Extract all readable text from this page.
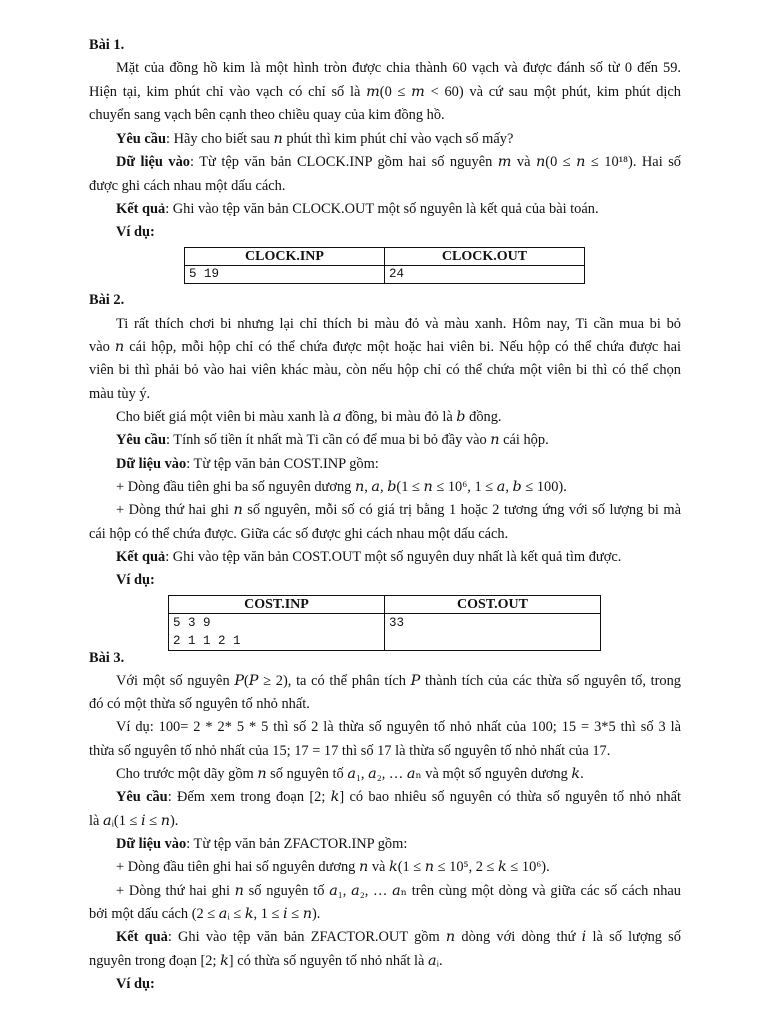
Bài 1.
Mặt của đồng hồ kim là một hình tròn được chia thành 60 vạch và được đánh số từ 0 đến 59.
Hiện tại, kim phút chỉ vào vạch có chỉ số là 𝑚(0 ≤ 𝑚 < 60) và cứ sau một phút, kim phút dịch
chuyển sang vạch bên cạnh theo chiều quay của kim đồng hồ.
Yêu cầu: Hãy cho biết sau 𝑛 phút thì kim phút chỉ vào vạch số mấy?
Dữ liệu vào: Từ tệp văn bản CLOCK.INP gồm hai số nguyên 𝑚 và 𝑛(0 ≤ 𝑛 ≤ 10¹⁸). Hai số
được ghi cách nhau một dấu cách.
Kết quả: Ghi vào tệp văn bản CLOCK.OUT một số nguyên là kết quả của bài toán.
Ví dụ:
CLOCK.INP	CLOCK.OUT
5 19	24
Bài 2.
Ti rất thích chơi bi nhưng lại chỉ thích bi màu đỏ và màu xanh. Hôm nay, Ti cần mua bi bỏ
vào 𝑛 cái hộp, mỗi hộp chỉ có thể chứa được một hoặc hai viên bi. Nếu hộp có thể chứa được hai
viên bi thì phải bỏ vào hai viên khác màu, còn nếu hộp chỉ có thể chứa một viên bi thì có thể chọn
màu tùy ý.
Cho biết giá một viên bi màu xanh là 𝑎 đồng, bi màu đỏ là 𝑏 đồng.
Yêu cầu: Tính số tiền ít nhất mà Ti cần có để mua bi bỏ đầy vào 𝑛 cái hộp.
Dữ liệu vào: Từ tệp văn bản COST.INP gồm:
+ Dòng đầu tiên ghi ba số nguyên dương 𝑛, 𝑎, 𝑏(1 ≤ 𝑛 ≤ 10⁶, 1 ≤ 𝑎, 𝑏 ≤ 100).
+ Dòng thứ hai ghi 𝑛 số nguyên, mỗi số có giá trị bằng 1 hoặc 2 tương ứng với số lượng bi mà
cái hộp có thể chứa được. Giữa các số được ghi cách nhau một dấu cách.
Kết quả: Ghi vào tệp văn bản COST.OUT một số nguyên duy nhất là kết quả tìm được.
Ví dụ:
COST.INP	COST.OUT

5 3 9
2 1 1 2 1	33
Bài 3.
Với một số nguyên 𝑃(𝑃 ≥ 2), ta có thể phân tích 𝑃 thành tích của các thừa số nguyên tố, trong
đó có một thừa số nguyên tố nhỏ nhất.
Ví dụ: 100= 2 * 2* 5 * 5 thì số 2 là thừa số nguyên tố nhỏ nhất của 100; 15 = 3*5 thì số 3 là
thừa số nguyên tố nhỏ nhất của 15; 17 = 17 thì số 17 là thừa số nguyên tố nhỏ nhất của 17.
Cho trước một dãy gồm 𝑛 số nguyên tố 𝑎₁, 𝑎₂, … 𝑎ₙ và một số nguyên dương 𝑘.
Yêu cầu: Đếm xem trong đoạn [2; 𝑘] có bao nhiêu số nguyên có thừa số nguyên tố nhỏ nhất
là 𝑎ᵢ(1 ≤ 𝑖 ≤ 𝑛).
Dữ liệu vào: Từ tệp văn bản ZFACTOR.INP gồm:
+ Dòng đầu tiên ghi hai số nguyên dương 𝑛 và 𝑘(1 ≤ 𝑛 ≤ 10⁵, 2 ≤ 𝑘 ≤ 10⁶).
+ Dòng thứ hai ghi 𝑛 số nguyên tố 𝑎₁, 𝑎₂, … 𝑎ₙ trên cùng một dòng và giữa các số cách nhau
bởi một dấu cách (2 ≤ 𝑎ᵢ ≤ 𝑘, 1 ≤ 𝑖 ≤ 𝑛).
Kết quả: Ghi vào tệp văn bản ZFACTOR.OUT gồm 𝑛 dòng với dòng thứ 𝑖 là số lượng số
nguyên trong đoạn [2; 𝑘] có thừa số nguyên tố nhỏ nhất là 𝑎ᵢ.
Ví dụ:
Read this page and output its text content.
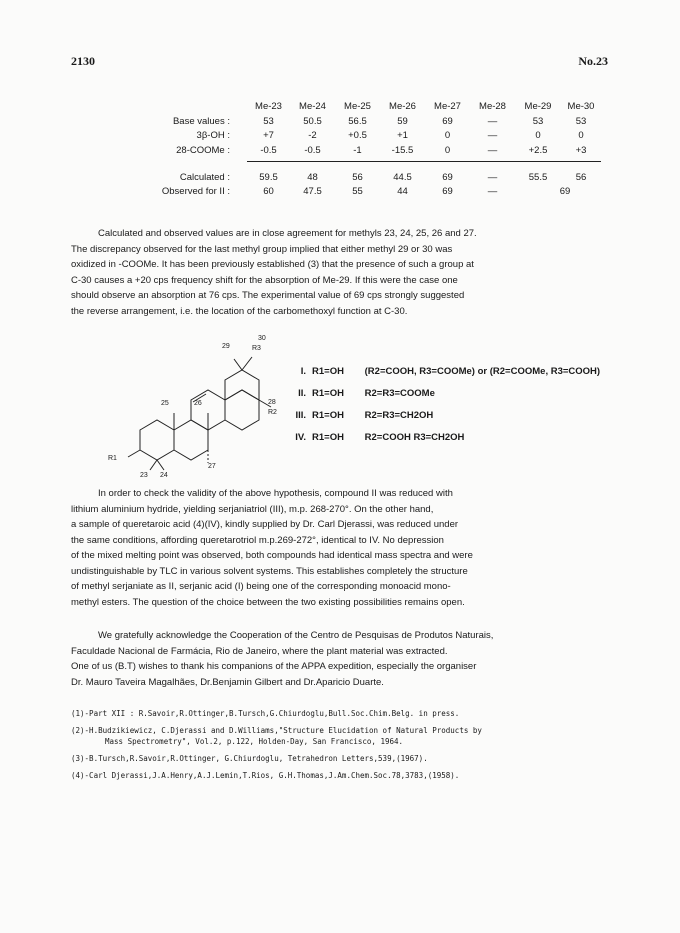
2130	No.23
	Me-23	Me-24	Me-25	Me-26	Me-27	Me-28	Me-29	Me-30
Base values :	53	50.5	56.5	59	69	—	53	53
3β-OH :	+7	-2	+0.5	+1	0	—	0	0
28-COOMe :	-0.5	-0.5	-1	-15.5	0	—	+2.5	+3

Calculated :	59.5	48	56	44.5	69	—	55.5	56
Observed for II :	60	47.5	55	44	69	—	69	

Calculated and observed values are in close agreement for methyls 23, 24, 25, 26 and 27.

The discrepancy observed for the last methyl group implied that either methyl 29 or 30 was

oxidized in -COOMe. It has been previously established (3) that the presence of such a group at

C-30 causes a +20 cps frequency shift for the absorption of Me-29. If this were the case one

should observe an absorption at 76 cps. The experimental value of 69 cps strongly suggested

the reverse arrangement, i.e. the location of the carbomethoxyl function at C-30.

29
30
R3
25	26	28
R2
27
R1
23 24
I. R1=OH (R2=COOH, R3=COOMe) or (R2=COOMe, R3=COOH)
II. R1=OH R2=R3=COOMe
III. R1=OH R2=R3=CH2OH
IV. R1=OH R2=COOH R3=CH2OH

In order to check the validity of the above hypothesis, compound II was reduced with

lithium aluminium hydride, yielding serjaniatriol (III), m.p. 268-270°. On the other hand,

a sample of queretaroic acid (4)(IV), kindly supplied by Dr. Carl Djerassi, was reduced under

the same conditions, affording queretarotriol m.p.269-272°, identical to IV. No depression

of the mixed melting point was observed, both compounds had identical mass spectra and were

undistinguishable by TLC in various solvent systems. This establishes completely the structure

of methyl serjaniate as II, serjanic acid (I) being one of the corresponding monoacid mono-

methyl esters. The question of the choice between the two existing possibilities remains open.

We gratefully acknowledge the Cooperation of the Centro de Pesquisas de Produtos Naturais,

Faculdade Nacional de Farmácia, Rio de Janeiro, where the plant material was extracted.

One of us (B.T) wishes to thank his companions of the APPA expedition, especially the organiser

Dr. Mauro Taveira Magalhães, Dr.Benjamin Gilbert and Dr.Aparicio Duarte.

(1)-Part XII : R.Savoir,R.Ottinger,B.Tursch,G.Chiurdoglu,Bull.Soc.Chim.Belg. in press.

(2)-H.Budzikiewicz, C.Djerassi and D.Williams,"Structure Elucidation of Natural Products by

Mass Spectrometry", Vol.2, p.122, Holden-Day, San Francisco, 1964.

(3)-B.Tursch,R.Savoir,R.Ottinger, G.Chiurdoglu, Tetrahedron Letters,539,(1967).

(4)-Carl Djerassi,J.A.Henry,A.J.Lemin,T.Rios, G.H.Thomas,J.Am.Chem.Soc.78,3783,(1958).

+ + +

Pick out the lines that contain "text" and copy them.

● TASK ANSWER:
Extract all readable text from this page.
Read this page and output its text content.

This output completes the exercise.